Description of the task:
Check each line of the records below and collect those that include the word "etgan".

[start of Record extracts]

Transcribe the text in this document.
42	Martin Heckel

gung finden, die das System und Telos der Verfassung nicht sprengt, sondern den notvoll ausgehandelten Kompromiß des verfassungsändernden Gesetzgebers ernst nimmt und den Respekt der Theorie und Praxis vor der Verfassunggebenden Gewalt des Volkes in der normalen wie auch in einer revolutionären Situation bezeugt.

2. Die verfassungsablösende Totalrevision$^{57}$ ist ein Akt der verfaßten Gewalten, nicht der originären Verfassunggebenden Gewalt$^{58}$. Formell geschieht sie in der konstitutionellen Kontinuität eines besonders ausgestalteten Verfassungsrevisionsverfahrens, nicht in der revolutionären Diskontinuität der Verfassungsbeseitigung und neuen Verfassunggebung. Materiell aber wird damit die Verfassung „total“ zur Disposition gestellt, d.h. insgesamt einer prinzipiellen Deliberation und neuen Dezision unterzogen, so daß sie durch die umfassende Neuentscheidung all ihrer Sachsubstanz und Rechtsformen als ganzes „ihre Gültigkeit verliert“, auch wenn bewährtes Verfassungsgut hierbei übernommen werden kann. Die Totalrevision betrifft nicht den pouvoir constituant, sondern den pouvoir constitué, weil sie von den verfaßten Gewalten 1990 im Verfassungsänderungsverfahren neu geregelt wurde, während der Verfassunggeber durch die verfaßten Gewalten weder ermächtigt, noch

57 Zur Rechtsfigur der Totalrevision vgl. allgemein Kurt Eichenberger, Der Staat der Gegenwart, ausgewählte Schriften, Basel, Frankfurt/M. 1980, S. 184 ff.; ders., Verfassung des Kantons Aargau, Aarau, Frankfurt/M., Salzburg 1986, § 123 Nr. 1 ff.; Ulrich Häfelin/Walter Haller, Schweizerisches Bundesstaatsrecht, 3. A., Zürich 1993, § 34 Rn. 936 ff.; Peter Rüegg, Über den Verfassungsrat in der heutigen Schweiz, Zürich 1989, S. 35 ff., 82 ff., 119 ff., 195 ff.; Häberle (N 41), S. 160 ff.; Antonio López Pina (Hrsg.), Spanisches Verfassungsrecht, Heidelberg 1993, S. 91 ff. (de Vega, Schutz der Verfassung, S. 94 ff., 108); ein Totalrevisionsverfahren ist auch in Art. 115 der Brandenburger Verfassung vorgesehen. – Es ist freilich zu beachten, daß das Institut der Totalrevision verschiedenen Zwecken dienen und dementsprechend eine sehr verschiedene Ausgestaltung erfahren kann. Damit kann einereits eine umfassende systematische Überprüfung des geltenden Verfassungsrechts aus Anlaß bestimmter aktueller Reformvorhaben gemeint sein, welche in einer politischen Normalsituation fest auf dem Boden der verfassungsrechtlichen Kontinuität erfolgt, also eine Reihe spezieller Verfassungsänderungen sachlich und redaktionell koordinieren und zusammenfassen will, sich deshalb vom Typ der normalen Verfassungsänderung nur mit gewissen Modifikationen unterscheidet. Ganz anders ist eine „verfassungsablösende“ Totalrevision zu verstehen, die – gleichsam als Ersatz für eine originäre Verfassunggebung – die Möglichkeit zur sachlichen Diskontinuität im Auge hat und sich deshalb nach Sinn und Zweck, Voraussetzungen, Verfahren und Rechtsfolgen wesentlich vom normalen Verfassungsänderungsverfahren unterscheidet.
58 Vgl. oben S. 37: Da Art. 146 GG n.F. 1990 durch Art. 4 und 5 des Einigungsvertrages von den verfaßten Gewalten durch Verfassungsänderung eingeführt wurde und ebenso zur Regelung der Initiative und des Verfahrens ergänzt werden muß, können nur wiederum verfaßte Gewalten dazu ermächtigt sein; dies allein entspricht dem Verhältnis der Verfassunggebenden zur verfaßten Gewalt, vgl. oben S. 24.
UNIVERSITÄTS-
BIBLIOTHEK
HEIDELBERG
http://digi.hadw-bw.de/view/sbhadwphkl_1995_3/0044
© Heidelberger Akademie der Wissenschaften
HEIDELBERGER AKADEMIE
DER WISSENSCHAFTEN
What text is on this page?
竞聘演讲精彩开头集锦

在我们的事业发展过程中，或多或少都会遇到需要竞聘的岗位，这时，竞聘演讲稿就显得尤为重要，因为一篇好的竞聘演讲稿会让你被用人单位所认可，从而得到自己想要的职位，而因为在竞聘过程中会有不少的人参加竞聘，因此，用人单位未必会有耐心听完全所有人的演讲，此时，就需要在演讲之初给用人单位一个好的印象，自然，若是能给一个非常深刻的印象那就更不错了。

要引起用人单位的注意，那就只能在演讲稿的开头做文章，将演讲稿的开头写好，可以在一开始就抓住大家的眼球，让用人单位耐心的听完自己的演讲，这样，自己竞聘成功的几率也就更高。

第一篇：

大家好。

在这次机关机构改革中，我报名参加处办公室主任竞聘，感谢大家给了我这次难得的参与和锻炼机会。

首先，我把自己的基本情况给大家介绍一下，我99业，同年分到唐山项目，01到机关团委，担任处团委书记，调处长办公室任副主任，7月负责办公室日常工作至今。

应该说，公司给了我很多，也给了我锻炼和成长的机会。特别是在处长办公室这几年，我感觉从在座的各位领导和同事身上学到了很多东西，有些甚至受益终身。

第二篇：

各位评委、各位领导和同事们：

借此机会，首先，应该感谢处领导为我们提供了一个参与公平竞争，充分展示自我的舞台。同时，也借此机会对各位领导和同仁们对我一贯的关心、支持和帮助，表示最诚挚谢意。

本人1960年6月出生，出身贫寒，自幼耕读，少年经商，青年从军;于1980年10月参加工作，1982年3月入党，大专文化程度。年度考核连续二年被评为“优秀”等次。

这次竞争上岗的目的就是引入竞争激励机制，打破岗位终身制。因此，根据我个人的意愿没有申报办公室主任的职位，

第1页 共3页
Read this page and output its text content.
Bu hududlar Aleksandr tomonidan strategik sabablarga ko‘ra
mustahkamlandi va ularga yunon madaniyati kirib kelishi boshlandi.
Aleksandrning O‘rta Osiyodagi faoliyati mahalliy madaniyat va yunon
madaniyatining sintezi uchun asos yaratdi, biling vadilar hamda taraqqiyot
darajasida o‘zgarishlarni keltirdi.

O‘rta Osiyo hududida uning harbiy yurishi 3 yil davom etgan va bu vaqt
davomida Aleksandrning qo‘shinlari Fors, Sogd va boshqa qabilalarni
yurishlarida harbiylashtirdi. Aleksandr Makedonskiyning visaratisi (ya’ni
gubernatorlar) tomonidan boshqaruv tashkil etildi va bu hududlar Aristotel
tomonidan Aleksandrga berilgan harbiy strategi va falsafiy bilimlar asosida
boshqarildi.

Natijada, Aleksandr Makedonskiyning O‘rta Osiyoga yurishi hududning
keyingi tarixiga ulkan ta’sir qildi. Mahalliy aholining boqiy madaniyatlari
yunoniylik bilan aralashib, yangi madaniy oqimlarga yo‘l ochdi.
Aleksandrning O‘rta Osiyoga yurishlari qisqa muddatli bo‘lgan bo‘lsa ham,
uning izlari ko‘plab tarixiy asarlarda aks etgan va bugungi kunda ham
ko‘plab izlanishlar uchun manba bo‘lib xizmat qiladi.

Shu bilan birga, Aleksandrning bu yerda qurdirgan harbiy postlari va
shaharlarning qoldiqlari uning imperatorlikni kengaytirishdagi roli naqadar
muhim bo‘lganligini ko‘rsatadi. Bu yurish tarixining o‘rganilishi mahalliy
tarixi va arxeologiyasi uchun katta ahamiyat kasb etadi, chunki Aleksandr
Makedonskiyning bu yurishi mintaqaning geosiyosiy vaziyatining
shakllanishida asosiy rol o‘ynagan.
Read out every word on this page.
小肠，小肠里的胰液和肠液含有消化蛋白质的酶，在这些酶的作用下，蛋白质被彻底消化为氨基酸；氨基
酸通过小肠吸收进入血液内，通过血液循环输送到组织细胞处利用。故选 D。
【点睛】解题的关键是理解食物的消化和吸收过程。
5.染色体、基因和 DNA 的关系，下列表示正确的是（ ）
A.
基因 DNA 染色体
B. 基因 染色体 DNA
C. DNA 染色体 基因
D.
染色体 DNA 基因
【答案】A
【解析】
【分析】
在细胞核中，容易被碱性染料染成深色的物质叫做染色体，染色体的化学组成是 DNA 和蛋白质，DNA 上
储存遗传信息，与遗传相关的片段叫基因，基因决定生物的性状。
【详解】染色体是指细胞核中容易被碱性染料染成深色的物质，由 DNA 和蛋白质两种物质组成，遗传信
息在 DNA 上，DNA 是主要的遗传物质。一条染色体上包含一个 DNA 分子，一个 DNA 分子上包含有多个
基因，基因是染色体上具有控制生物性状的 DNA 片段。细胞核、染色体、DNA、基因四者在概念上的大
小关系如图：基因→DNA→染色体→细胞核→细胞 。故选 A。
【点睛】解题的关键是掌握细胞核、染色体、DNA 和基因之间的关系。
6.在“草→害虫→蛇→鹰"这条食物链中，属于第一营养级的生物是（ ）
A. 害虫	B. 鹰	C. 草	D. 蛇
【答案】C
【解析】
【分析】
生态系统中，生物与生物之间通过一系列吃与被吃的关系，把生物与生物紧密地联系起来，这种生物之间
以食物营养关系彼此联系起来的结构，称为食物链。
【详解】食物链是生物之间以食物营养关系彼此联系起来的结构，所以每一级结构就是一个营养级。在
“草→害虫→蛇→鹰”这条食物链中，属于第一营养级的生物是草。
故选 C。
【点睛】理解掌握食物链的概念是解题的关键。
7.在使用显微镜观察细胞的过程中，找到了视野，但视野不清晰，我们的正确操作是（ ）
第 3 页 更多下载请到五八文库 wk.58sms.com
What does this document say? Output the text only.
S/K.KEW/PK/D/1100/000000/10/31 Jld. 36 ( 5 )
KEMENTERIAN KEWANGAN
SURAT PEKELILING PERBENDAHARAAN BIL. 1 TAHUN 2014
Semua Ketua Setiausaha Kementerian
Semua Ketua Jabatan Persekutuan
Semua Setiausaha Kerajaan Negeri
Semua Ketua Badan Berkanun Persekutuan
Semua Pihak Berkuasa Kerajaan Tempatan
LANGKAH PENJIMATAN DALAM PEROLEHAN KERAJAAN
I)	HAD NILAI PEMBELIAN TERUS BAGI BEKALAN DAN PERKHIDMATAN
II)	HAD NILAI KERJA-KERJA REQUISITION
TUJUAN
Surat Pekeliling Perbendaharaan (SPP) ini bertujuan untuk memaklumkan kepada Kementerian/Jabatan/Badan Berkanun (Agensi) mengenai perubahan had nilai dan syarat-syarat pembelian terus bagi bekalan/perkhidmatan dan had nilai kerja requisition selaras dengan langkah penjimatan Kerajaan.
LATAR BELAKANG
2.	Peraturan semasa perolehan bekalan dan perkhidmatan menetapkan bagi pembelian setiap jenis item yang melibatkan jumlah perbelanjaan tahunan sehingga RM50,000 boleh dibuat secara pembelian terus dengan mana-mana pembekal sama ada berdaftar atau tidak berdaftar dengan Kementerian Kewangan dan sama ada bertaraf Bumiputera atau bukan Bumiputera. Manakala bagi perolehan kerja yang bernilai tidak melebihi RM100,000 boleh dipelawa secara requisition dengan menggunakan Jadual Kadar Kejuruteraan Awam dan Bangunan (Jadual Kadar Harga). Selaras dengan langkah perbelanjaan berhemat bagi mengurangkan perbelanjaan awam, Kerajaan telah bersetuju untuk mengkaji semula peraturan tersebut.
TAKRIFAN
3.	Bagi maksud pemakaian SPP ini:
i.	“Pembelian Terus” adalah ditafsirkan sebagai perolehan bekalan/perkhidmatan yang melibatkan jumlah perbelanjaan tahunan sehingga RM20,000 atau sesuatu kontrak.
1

[end of Record extracts]

Reply to the task:
O‘rta Osiyo hududida uning harbiy yurishi 3 yil davom etgan va bu vaqt
uning izlari ko‘plab tarixiy asarlarda aks etgan va bugungi kunda ham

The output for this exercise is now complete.